● INSTRUCTIONS FOR THE TASK
Find the string "Vykdytų" in the data, then copy every line where it is found.

● DATA FOR THIS EXERCISE
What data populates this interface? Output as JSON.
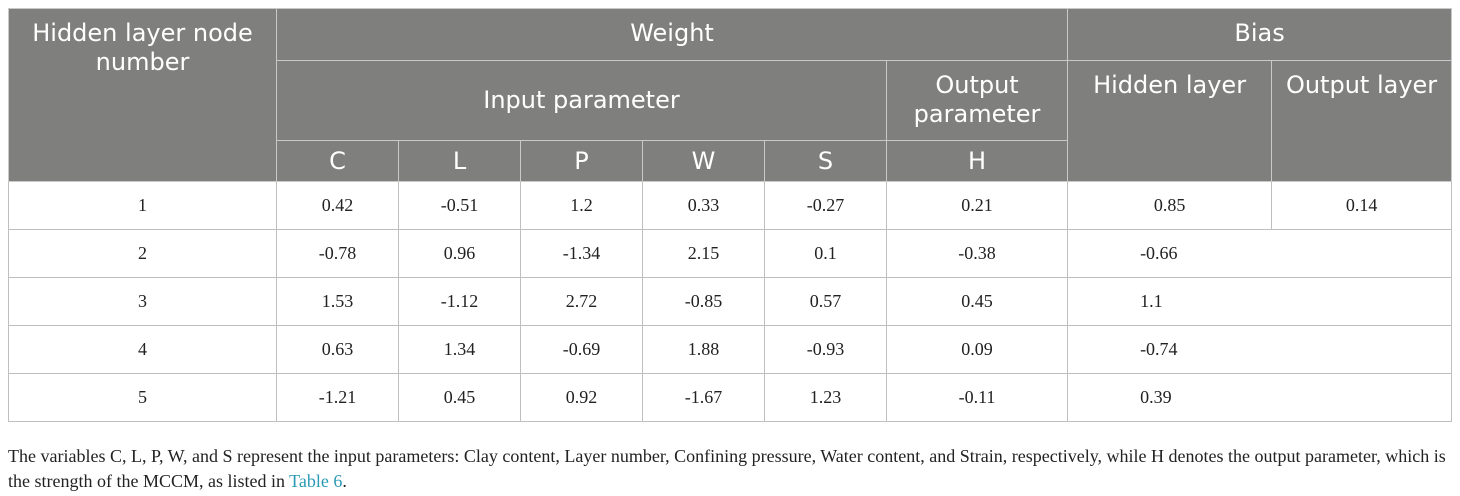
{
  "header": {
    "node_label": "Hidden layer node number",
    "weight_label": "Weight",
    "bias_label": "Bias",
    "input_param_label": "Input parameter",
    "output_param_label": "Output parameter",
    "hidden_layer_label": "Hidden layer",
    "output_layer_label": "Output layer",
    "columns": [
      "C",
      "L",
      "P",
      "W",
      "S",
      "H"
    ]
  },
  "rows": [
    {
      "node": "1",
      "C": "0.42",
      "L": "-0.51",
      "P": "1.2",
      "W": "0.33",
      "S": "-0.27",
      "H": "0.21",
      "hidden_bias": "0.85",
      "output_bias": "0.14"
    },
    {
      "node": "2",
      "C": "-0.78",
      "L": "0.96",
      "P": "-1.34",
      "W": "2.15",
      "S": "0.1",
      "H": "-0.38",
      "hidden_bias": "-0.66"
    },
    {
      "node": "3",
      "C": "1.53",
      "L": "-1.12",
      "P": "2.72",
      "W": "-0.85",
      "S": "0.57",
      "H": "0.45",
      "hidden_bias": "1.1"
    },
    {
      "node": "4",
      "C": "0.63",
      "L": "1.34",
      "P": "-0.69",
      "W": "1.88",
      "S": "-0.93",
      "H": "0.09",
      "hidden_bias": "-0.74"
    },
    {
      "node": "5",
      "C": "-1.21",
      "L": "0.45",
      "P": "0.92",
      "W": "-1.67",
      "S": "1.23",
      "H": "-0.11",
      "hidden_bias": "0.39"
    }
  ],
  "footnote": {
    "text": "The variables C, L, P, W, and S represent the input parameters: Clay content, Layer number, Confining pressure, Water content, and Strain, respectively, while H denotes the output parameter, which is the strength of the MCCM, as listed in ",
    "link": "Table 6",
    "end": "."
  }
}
--
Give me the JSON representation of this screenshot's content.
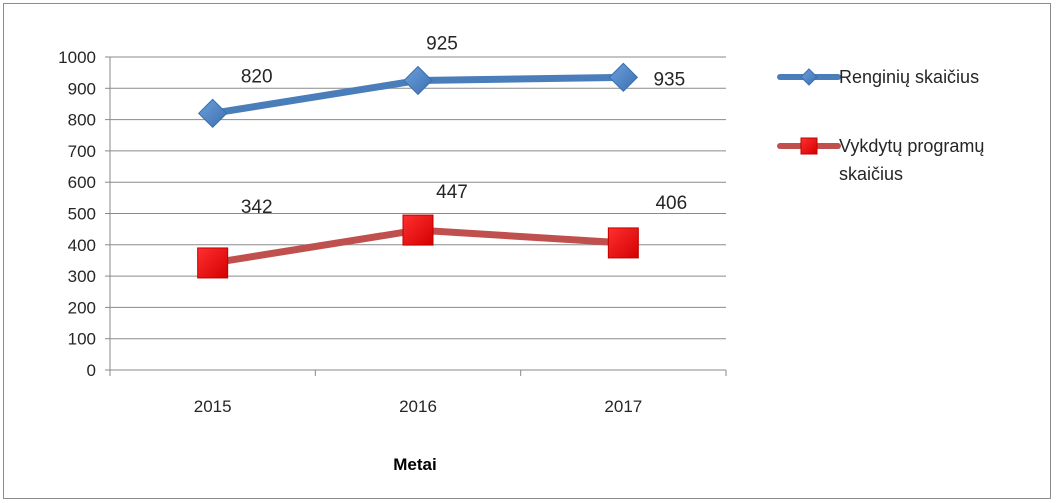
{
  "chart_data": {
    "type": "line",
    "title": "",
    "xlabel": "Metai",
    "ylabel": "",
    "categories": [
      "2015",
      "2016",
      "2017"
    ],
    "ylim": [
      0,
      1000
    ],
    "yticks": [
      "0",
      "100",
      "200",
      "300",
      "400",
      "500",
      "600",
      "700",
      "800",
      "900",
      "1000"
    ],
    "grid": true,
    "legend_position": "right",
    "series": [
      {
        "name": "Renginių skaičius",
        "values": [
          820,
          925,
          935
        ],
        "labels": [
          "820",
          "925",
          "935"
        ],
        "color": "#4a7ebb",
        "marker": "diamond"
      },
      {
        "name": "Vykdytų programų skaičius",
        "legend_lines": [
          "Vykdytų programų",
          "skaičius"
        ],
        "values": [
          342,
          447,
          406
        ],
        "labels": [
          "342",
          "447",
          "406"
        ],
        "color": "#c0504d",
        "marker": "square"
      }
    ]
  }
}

● RESPONSE TO THE EXERCISE
        "name": "Vykdytų programų skaičius",
          "Vykdytų programų",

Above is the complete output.